- **What you are asked to do**
Look through the material and copy each line holding "educación".
----
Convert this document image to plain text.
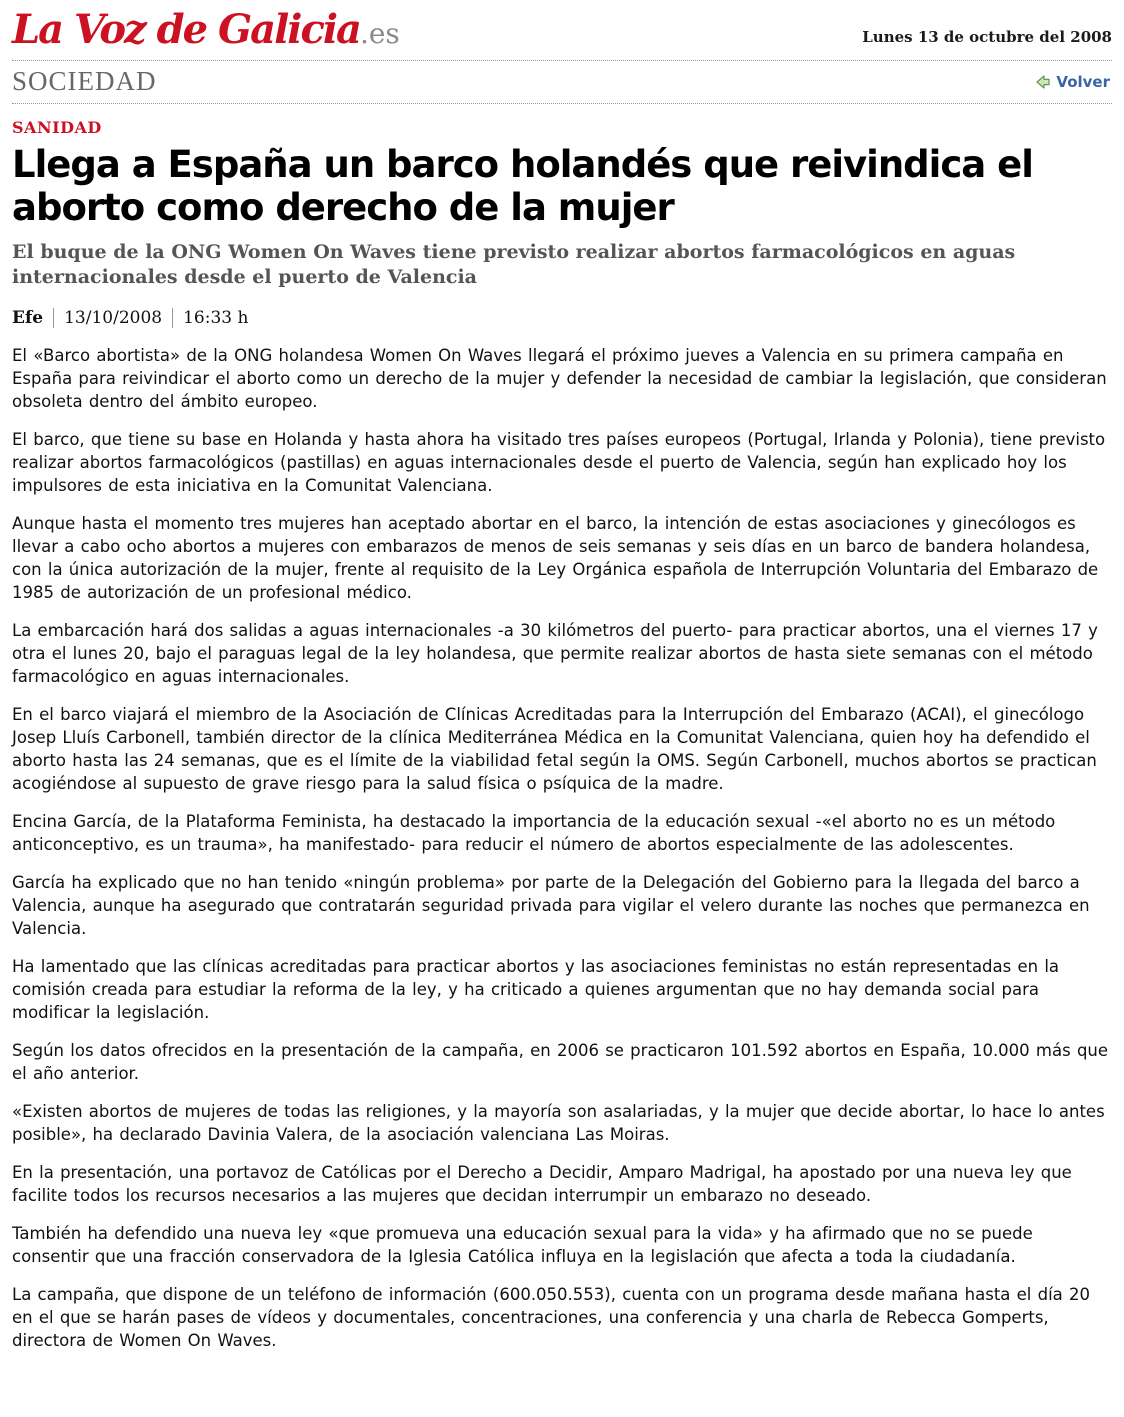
La Voz de Galicia.es	Lunes 13 de octubre del 2008
SOCIEDAD	Volver
SANIDAD
Llega a España un barco holandés que reivindica el aborto como derecho de la mujer
El buque de la ONG Women On Waves tiene previsto realizar abortos farmacológicos en aguas internacionales desde el puerto de Valencia
Efe 13/10/2008 16:33 h

El «Barco abortista» de la ONG holandesa Women On Waves llegará el próximo jueves a Valencia en su primera campaña en España para reivindicar el aborto como un derecho de la mujer y defender la necesidad de cambiar la legislación, que consideran obsoleta dentro del ámbito europeo.

El barco, que tiene su base en Holanda y hasta ahora ha visitado tres países europeos (Portugal, Irlanda y Polonia), tiene previsto realizar abortos farmacológicos (pastillas) en aguas internacionales desde el puerto de Valencia, según han explicado hoy los impulsores de esta iniciativa en la Comunitat Valenciana.

Aunque hasta el momento tres mujeres han aceptado abortar en el barco, la intención de estas asociaciones y ginecólogos es llevar a cabo ocho abortos a mujeres con embarazos de menos de seis semanas y seis días en un barco de bandera holandesa, con la única autorización de la mujer, frente al requisito de la Ley Orgánica española de Interrupción Voluntaria del Embarazo de 1985 de autorización de un profesional médico.

La embarcación hará dos salidas a aguas internacionales -a 30 kilómetros del puerto- para practicar abortos, una el viernes 17 y otra el lunes 20, bajo el paraguas legal de la ley holandesa, que permite realizar abortos de hasta siete semanas con el método farmacológico en aguas internacionales.

En el barco viajará el miembro de la Asociación de Clínicas Acreditadas para la Interrupción del Embarazo (ACAI), el ginecólogo Josep Lluís Carbonell, también director de la clínica Mediterránea Médica en la Comunitat Valenciana, quien hoy ha defendido el aborto hasta las 24 semanas, que es el límite de la viabilidad fetal según la OMS. Según Carbonell, muchos abortos se practican acogiéndose al supuesto de grave riesgo para la salud física o psíquica de la madre.

Encina García, de la Plataforma Feminista, ha destacado la importancia de la educación sexual -«el aborto no es un método anticonceptivo, es un trauma», ha manifestado- para reducir el número de abortos especialmente de las adolescentes.

García ha explicado que no han tenido «ningún problema» por parte de la Delegación del Gobierno para la llegada del barco a Valencia, aunque ha asegurado que contratarán seguridad privada para vigilar el velero durante las noches que permanezca en Valencia.

Ha lamentado que las clínicas acreditadas para practicar abortos y las asociaciones feministas no están representadas en la comisión creada para estudiar la reforma de la ley, y ha criticado a quienes argumentan que no hay demanda social para modificar la legislación.

Según los datos ofrecidos en la presentación de la campaña, en 2006 se practicaron 101.592 abortos en España, 10.000 más que el año anterior.

«Existen abortos de mujeres de todas las religiones, y la mayoría son asalariadas, y la mujer que decide abortar, lo hace lo antes posible», ha declarado Davinia Valera, de la asociación valenciana Las Moiras.

En la presentación, una portavoz de Católicas por el Derecho a Decidir, Amparo Madrigal, ha apostado por una nueva ley que facilite todos los recursos necesarios a las mujeres que decidan interrumpir un embarazo no deseado.

También ha defendido una nueva ley «que promueva una educación sexual para la vida» y ha afirmado que no se puede consentir que una fracción conservadora de la Iglesia Católica influya en la legislación que afecta a toda la ciudadanía.

La campaña, que dispone de un teléfono de información (600.050.553), cuenta con un programa desde mañana hasta el día 20 en el que se harán pases de vídeos y documentales, concentraciones, una conferencia y una charla de Rebecca Gomperts, directora de Women On Waves.
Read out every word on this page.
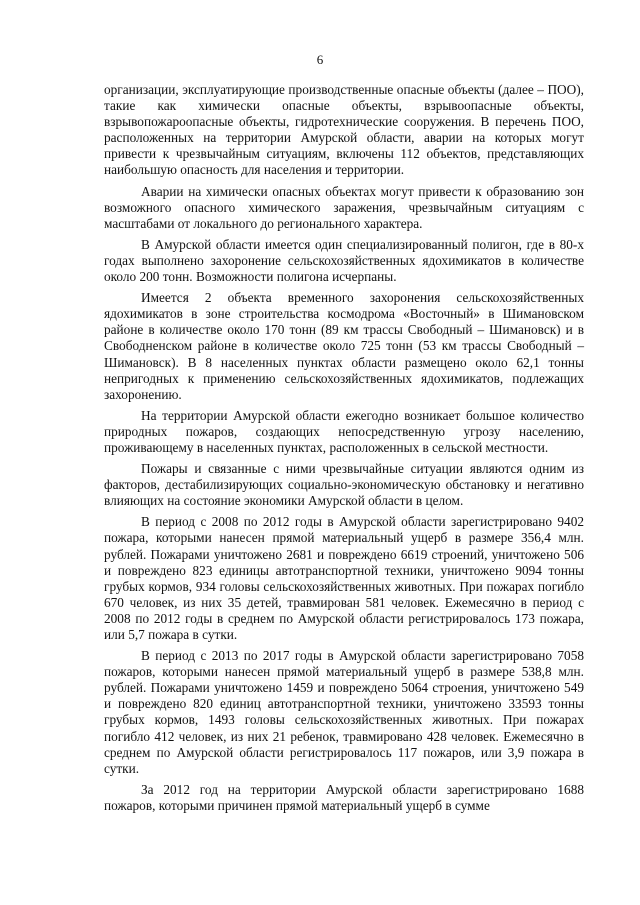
6

организации, эксплуатирующие производственные опасные объекты (далее – ПОО), такие как химически опасные объекты, взрывоопасные объекты, взрывопожароопасные объекты, гидротехнические сооружения. В перечень ПОО, расположенных на территории Амурской области, аварии на которых могут привести к чрезвычайным ситуациям, включены 112 объектов, представляющих наибольшую опасность для населения и территории.

Аварии на химически опасных объектах могут привести к образованию зон возможного опасного химического заражения, чрезвычайным ситуациям с масштабами от локального до регионального характера.

В Амурской области имеется один специализированный полигон, где в 80-х годах выполнено захоронение сельскохозяйственных ядохимикатов в количестве около 200 тонн. Возможности полигона исчерпаны.

Имеется 2 объекта временного захоронения сельскохозяйственных ядохимикатов в зоне строительства космодрома «Восточный» в Шимановском районе в количестве около 170 тонн (89 км трассы Свободный – Шимановск) и в Свободненском районе в количестве около 725 тонн (53 км трассы Свободный – Шимановск). В 8 населенных пунктах области размещено около 62,1 тонны непригодных к применению сельскохозяйственных ядохимикатов, подлежащих захоронению.

На территории Амурской области ежегодно возникает большое количество природных пожаров, создающих непосредственную угрозу населению, проживающему в населенных пунктах, расположенных в сельской местности.

Пожары и связанные с ними чрезвычайные ситуации являются одним из факторов, дестабилизирующих социально-экономическую обстановку и негативно влияющих на состояние экономики Амурской области в целом.

В период с 2008 по 2012 годы в Амурской области зарегистрировано 9402 пожара, которыми нанесен прямой материальный ущерб в размере 356,4 млн. рублей. Пожарами уничтожено 2681 и повреждено 6619 строений, уничтожено 506 и повреждено 823 единицы автотранспортной техники, уничтожено 9094 тонны грубых кормов, 934 головы сельскохозяйственных животных. При пожарах погибло 670 человек, из них 35 детей, травмирован 581 человек. Ежемесячно в период с 2008 по 2012 годы в среднем по Амурской области регистрировалось 173 пожара, или 5,7 пожара в сутки.

В период с 2013 по 2017 годы в Амурской области зарегистрировано 7058 пожаров, которыми нанесен прямой материальный ущерб в размере 538,8 млн. рублей. Пожарами уничтожено 1459 и повреждено 5064 строения, уничтожено 549 и повреждено 820 единиц автотранспортной техники, уничтожено 33593 тонны грубых кормов, 1493 головы сельскохозяйственных животных. При пожарах погибло 412 человек, из них 21 ребенок, травмировано 428 человек. Ежемесячно в среднем по Амурской области регистрировалось 117 пожаров, или 3,9 пожара в сутки.

За 2012 год на территории Амурской области зарегистрировано 1688 пожаров, которыми причинен прямой материальный ущерб в сумме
----
- **Solution**
Encina García, de la Plataforma Feminista, ha destacado la importancia de la educación sexual -«el aborto no es un método anticonceptivo, es un trauma», ha manifestado- para reducir el número de abortos especialmente de las adolescentes.
También ha defendido una nueva ley «que promueva una educación sexual para la vida» y ha afirmado que no se puede consentir que una fracción conservadora de la Iglesia Católica influya en la legislación que afecta a toda la ciudadanía.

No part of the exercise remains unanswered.